=== STATED GOAL ===
Take the material and output all of it exactly.

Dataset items
══════════════════════════════

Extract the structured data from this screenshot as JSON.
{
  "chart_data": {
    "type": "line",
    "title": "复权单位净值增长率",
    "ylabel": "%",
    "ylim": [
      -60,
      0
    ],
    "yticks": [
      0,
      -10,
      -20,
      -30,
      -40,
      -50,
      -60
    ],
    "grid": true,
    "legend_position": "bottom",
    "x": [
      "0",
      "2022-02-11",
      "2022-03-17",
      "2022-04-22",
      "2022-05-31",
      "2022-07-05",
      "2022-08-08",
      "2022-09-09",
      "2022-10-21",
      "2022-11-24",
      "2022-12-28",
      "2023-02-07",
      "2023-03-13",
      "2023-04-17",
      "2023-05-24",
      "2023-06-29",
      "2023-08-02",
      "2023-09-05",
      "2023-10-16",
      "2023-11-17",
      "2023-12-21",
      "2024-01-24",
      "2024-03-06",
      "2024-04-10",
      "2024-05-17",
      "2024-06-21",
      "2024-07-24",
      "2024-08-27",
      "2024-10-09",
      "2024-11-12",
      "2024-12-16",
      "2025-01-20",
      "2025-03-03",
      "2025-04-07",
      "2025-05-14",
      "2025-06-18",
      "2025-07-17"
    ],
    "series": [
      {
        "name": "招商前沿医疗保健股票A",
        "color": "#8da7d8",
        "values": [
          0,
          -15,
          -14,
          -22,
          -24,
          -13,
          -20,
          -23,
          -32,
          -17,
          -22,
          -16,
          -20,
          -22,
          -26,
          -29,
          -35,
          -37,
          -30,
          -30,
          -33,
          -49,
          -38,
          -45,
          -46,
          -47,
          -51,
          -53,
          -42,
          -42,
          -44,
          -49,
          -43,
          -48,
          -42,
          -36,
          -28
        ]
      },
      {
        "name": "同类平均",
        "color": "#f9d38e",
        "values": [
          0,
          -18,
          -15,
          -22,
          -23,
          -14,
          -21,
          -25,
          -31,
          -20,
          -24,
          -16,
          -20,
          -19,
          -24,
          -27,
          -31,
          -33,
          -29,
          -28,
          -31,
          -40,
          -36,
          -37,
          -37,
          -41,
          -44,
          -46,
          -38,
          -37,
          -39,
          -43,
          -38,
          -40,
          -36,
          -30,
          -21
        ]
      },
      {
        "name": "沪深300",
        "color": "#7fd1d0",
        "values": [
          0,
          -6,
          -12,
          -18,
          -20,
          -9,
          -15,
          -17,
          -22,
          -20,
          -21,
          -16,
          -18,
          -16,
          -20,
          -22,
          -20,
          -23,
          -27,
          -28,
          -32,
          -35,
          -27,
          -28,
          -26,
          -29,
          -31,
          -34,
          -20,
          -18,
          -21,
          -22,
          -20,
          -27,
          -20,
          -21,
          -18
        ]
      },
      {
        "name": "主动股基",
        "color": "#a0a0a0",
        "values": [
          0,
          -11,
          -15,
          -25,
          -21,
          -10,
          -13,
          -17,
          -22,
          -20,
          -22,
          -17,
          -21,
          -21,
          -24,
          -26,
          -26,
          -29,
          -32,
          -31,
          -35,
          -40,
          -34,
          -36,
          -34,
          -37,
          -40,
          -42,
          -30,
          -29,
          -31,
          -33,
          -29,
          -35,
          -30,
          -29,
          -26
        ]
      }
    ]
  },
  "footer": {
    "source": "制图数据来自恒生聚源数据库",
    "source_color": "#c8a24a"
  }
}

══════════════════════════════

=== RESULT OF THE EXERCISE ===
Extract the structured data from this screenshot as JSON.
{
  "chart_data": {
    "type": "line",
    "title": "复权单位净值增长率",
    "ylabel": "%",
    "ylim": [
      -60,
      0
    ],
    "yticks": [
      0,
      -10,
      -20,
      -30,
      -40,
      -50,
      -60
    ],
    "grid": true,
    "legend_position": "bottom",
    "x": [
      "0",
      "2022-02-11",
      "2022-03-17",
      "2022-04-22",
      "2022-05-31",
      "2022-07-05",
      "2022-08-08",
      "2022-09-09",
      "2022-10-21",
      "2022-11-24",
      "2022-12-28",
      "2023-02-07",
      "2023-03-13",
      "2023-04-17",
      "2023-05-24",
      "2023-06-29",
      "2023-08-02",
      "2023-09-05",
      "2023-10-16",
      "2023-11-17",
      "2023-12-21",
      "2024-01-24",
      "2024-03-06",
      "2024-04-10",
      "2024-05-17",
      "2024-06-21",
      "2024-07-24",
      "2024-08-27",
      "2024-10-09",
      "2024-11-12",
      "2024-12-16",
      "2025-01-20",
      "2025-03-03",
      "2025-04-07",
      "2025-05-14",
      "2025-06-18",
      "2025-07-17"
    ],
    "series": [
      {
        "name": "招商前沿医疗保健股票A",
        "color": "#8da7d8",
        "values": [
          0,
          -15,
          -14,
          -22,
          -24,
          -13,
          -20,
          -23,
          -32,
          -17,
          -22,
          -16,
          -20,
          -22,
          -26,
          -29,
          -35,
          -37,
          -30,
          -30,
          -33,
          -49,
          -38,
          -45,
          -46,
          -47,
          -51,
          -53,
          -42,
          -42,
          -44,
          -49,
          -43,
          -48,
          -42,
          -36,
          -28
        ]
      },
      {
        "name": "同类平均",
        "color": "#f9d38e",
        "values": [
          0,
          -18,
          -15,
          -22,
          -23,
          -14,
          -21,
          -25,
          -31,
          -20,
          -24,
          -16,
          -20,
          -19,
          -24,
          -27,
          -31,
          -33,
          -29,
          -28,
          -31,
          -40,
          -36,
          -37,
          -37,
          -41,
          -44,
          -46,
          -38,
          -37,
          -39,
          -43,
          -38,
          -40,
          -36,
          -30,
          -21
        ]
      },
      {
        "name": "沪深300",
        "color": "#7fd1d0",
        "values": [
          0,
          -6,
          -12,
          -18,
          -20,
          -9,
          -15,
          -17,
          -22,
          -20,
          -21,
          -16,
          -18,
          -16,
          -20,
          -22,
          -20,
          -23,
          -27,
          -28,
          -32,
          -35,
          -27,
          -28,
          -26,
          -29,
          -31,
          -34,
          -20,
          -18,
          -21,
          -22,
          -20,
          -27,
          -20,
          -21,
          -18
        ]
      },
      {
        "name": "主动股基",
        "color": "#a0a0a0",
        "values": [
          0,
          -11,
          -15,
          -25,
          -21,
          -10,
          -13,
          -17,
          -22,
          -20,
          -22,
          -17,
          -21,
          -21,
          -24,
          -26,
          -26,
          -29,
          -32,
          -31,
          -35,
          -40,
          -34,
          -36,
          -34,
          -37,
          -40,
          -42,
          -30,
          -29,
          -31,
          -33,
          -29,
          -35,
          -30,
          -29,
          -26
        ]
      }
    ]
  },
  "footer": {
    "source": "制图数据来自恒生聚源数据库",
    "source_color": "#c8a24a"
  }
}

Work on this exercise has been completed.